*Supplied material:*
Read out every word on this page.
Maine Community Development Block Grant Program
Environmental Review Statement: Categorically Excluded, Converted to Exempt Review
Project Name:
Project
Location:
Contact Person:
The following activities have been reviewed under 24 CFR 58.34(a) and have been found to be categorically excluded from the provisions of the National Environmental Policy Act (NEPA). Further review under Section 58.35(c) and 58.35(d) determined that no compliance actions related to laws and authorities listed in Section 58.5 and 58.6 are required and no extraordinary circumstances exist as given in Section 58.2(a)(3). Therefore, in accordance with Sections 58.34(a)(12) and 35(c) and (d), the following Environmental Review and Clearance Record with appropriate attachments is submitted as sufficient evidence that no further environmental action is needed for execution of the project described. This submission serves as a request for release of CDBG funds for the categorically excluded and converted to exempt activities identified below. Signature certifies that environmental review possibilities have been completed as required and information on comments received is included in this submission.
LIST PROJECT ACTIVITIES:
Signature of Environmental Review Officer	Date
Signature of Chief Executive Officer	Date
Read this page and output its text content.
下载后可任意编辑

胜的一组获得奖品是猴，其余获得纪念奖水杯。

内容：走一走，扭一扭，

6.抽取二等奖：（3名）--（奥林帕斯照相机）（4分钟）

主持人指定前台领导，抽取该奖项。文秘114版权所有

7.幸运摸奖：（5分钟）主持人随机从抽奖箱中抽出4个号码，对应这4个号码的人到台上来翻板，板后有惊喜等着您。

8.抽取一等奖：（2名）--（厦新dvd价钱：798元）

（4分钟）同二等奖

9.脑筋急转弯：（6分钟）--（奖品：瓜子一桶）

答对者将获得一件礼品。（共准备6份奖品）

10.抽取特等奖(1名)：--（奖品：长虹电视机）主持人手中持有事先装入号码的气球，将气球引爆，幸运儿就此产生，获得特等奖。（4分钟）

*What you are asked to do:* Write down every line of the data above that includes the string "Date".

*Final result:*
Signature of Environmental Review Officer	Date
Signature of Chief Executive Officer	Date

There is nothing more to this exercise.